** begin Material to process **

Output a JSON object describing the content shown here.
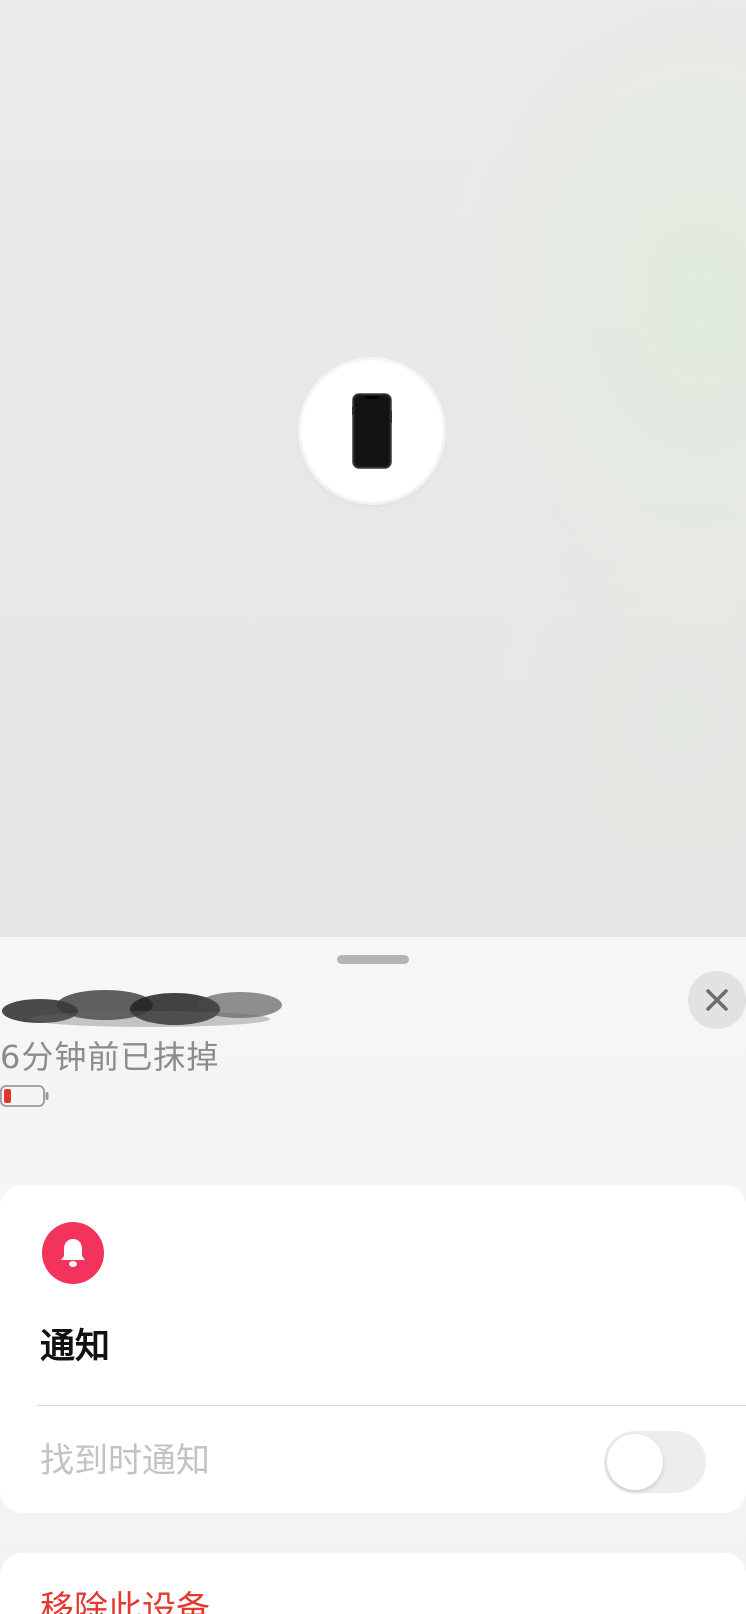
{
  "map": {
    "device_pin_icon": "iphone-device-icon"
  },
  "sheet": {
    "device_name": "",
    "status": "6分钟前已抹掉",
    "battery_level": 0.2,
    "battery_color": "#e5352b",
    "close_icon": "close-icon"
  },
  "notifications": {
    "icon": "bell-icon",
    "icon_color": "#f2345c",
    "title": "通知",
    "notify_when_found_label": "找到时通知",
    "notify_when_found_enabled": false
  },
  "remove": {
    "label": "移除此设备",
    "color": "#e33a2f"
  }
}
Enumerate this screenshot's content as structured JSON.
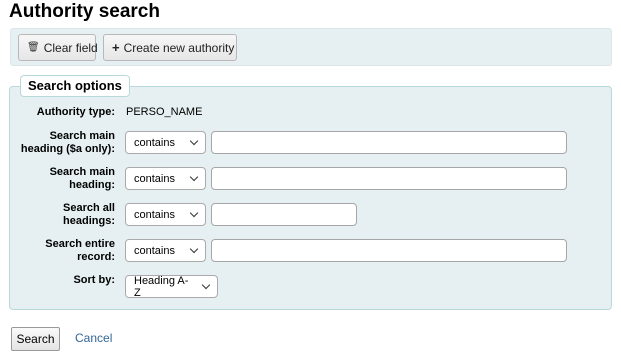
{
  "page": {
    "title": "Authority search"
  },
  "toolbar": {
    "clear_label": "Clear field",
    "create_label": "Create new authority"
  },
  "search_options": {
    "legend": "Search options",
    "authority_type": {
      "label": "Authority type:",
      "value": "PERSO_NAME"
    },
    "main_heading_a": {
      "label_line1": "Search main",
      "label_line2": "heading ($a only):",
      "operator": "contains",
      "value": ""
    },
    "main_heading": {
      "label_line1": "Search main",
      "label_line2": "heading:",
      "operator": "contains",
      "value": ""
    },
    "all_headings": {
      "label_line1": "Search all",
      "label_line2": "headings:",
      "operator": "contains",
      "value": ""
    },
    "entire_record": {
      "label_line1": "Search entire",
      "label_line2": "record:",
      "operator": "contains",
      "value": ""
    },
    "sort_by": {
      "label": "Sort by:",
      "value": "Heading A-Z"
    }
  },
  "actions": {
    "search_label": "Search",
    "cancel_label": "Cancel"
  },
  "icons": {
    "clear": "trash-icon",
    "create": "plus-icon",
    "dropdown": "chevron-down-icon"
  }
}
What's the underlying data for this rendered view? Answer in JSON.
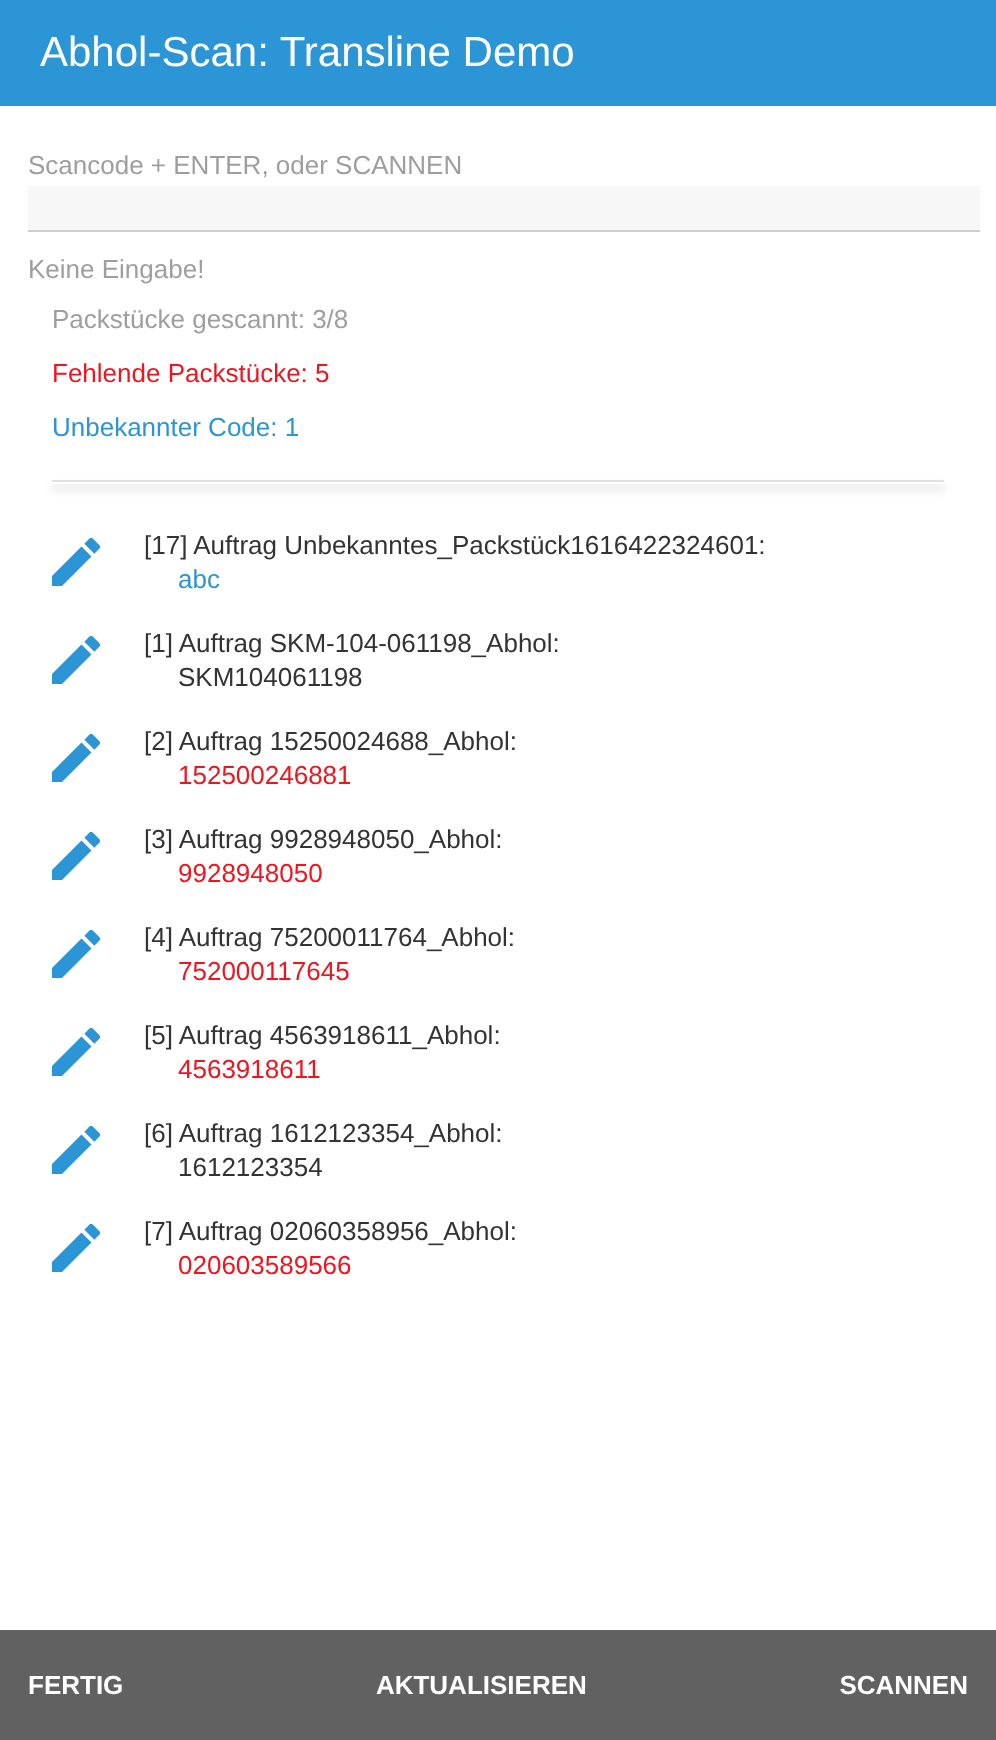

** end Material to process **

#### To be done:
The material above must be printed exactly, with its pictures left out.

#### Response:
Output a JSON object describing the content shown here.
{
  "map": {
    "device_pin_icon": "iphone-device-icon"
  },
  "sheet": {
    "device_name": "",
    "status": "6分钟前已抹掉",
    "battery_level": 0.2,
    "battery_color": "#e5352b",
    "close_icon": "close-icon"
  },
  "notifications": {
    "icon": "bell-icon",
    "icon_color": "#f2345c",
    "title": "通知",
    "notify_when_found_label": "找到时通知",
    "notify_when_found_enabled": false
  },
  "remove": {
    "label": "移除此设备",
    "color": "#e33a2f"
  }
}
Enumerate this screenshot's content as structured JSON.
{
  "page": {
    "title": "Authority search"
  },
  "toolbar": {
    "clear_label": "Clear field",
    "create_label": "Create new authority"
  },
  "search_options": {
    "legend": "Search options",
    "authority_type": {
      "label": "Authority type:",
      "value": "PERSO_NAME"
    },
    "main_heading_a": {
      "label_line1": "Search main",
      "label_line2": "heading ($a only):",
      "operator": "contains",
      "value": ""
    },
    "main_heading": {
      "label_line1": "Search main",
      "label_line2": "heading:",
      "operator": "contains",
      "value": ""
    },
    "all_headings": {
      "label_line1": "Search all",
      "label_line2": "headings:",
      "operator": "contains",
      "value": ""
    },
    "entire_record": {
      "label_line1": "Search entire",
      "label_line2": "record:",
      "operator": "contains",
      "value": ""
    },
    "sort_by": {
      "label": "Sort by:",
      "value": "Heading A-Z"
    }
  },
  "actions": {
    "search_label": "Search",
    "cancel_label": "Cancel"
  },
  "icons": {
    "clear": "trash-icon",
    "create": "plus-icon",
    "dropdown": "chevron-down-icon"
  }
}
What's the underlying data for this rendered view? Answer in JSON.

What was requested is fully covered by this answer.